» **RECORDS SUPPLIED**:
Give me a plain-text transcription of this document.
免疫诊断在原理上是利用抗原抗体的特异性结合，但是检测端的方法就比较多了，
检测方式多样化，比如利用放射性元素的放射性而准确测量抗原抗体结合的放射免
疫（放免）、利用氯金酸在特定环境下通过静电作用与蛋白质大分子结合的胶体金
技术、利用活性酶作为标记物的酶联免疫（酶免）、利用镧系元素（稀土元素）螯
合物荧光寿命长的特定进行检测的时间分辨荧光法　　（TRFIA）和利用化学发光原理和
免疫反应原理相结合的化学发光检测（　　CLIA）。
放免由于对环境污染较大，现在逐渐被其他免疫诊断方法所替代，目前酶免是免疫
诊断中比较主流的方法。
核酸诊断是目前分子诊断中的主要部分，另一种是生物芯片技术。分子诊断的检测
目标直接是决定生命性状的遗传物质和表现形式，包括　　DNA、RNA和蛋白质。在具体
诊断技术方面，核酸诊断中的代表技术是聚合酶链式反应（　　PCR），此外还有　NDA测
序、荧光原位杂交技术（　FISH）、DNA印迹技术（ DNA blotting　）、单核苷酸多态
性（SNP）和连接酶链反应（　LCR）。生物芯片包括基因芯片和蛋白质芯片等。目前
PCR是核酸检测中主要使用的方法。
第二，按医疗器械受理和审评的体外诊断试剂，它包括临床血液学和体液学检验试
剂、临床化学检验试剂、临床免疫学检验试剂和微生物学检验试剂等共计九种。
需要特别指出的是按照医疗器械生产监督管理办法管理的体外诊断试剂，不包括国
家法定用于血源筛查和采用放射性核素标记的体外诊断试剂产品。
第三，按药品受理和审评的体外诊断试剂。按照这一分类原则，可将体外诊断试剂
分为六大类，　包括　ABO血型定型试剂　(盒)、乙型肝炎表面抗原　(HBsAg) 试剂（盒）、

» **TASK OBJECTIVE**: Reproduce every line above without error.

» **EXERCISE RESULT**:
Give me a plain-text transcription of this document.
免疫诊断在原理上是利用抗原抗体的特异性结合，但是检测端的方法就比较多了，
检测方式多样化，比如利用放射性元素的放射性而准确测量抗原抗体结合的放射免
疫（放免）、利用氯金酸在特定环境下通过静电作用与蛋白质大分子结合的胶体金
技术、利用活性酶作为标记物的酶联免疫（酶免）、利用镧系元素（稀土元素）螯
合物荧光寿命长的特定进行检测的时间分辨荧光法　　（TRFIA）和利用化学发光原理和
免疫反应原理相结合的化学发光检测（　　CLIA）。
放免由于对环境污染较大，现在逐渐被其他免疫诊断方法所替代，目前酶免是免疫
诊断中比较主流的方法。
核酸诊断是目前分子诊断中的主要部分，另一种是生物芯片技术。分子诊断的检测
目标直接是决定生命性状的遗传物质和表现形式，包括　　DNA、RNA和蛋白质。在具体
诊断技术方面，核酸诊断中的代表技术是聚合酶链式反应（　　PCR），此外还有　NDA测
序、荧光原位杂交技术（　FISH）、DNA印迹技术（ DNA blotting　）、单核苷酸多态
性（SNP）和连接酶链反应（　LCR）。生物芯片包括基因芯片和蛋白质芯片等。目前
PCR是核酸检测中主要使用的方法。
第二，按医疗器械受理和审评的体外诊断试剂，它包括临床血液学和体液学检验试
剂、临床化学检验试剂、临床免疫学检验试剂和微生物学检验试剂等共计九种。
需要特别指出的是按照医疗器械生产监督管理办法管理的体外诊断试剂，不包括国
家法定用于血源筛查和采用放射性核素标记的体外诊断试剂产品。
第三，按药品受理和审评的体外诊断试剂。按照这一分类原则，可将体外诊断试剂
分为六大类，　包括　ABO血型定型试剂　(盒)、乙型肝炎表面抗原　(HBsAg) 试剂（盒）、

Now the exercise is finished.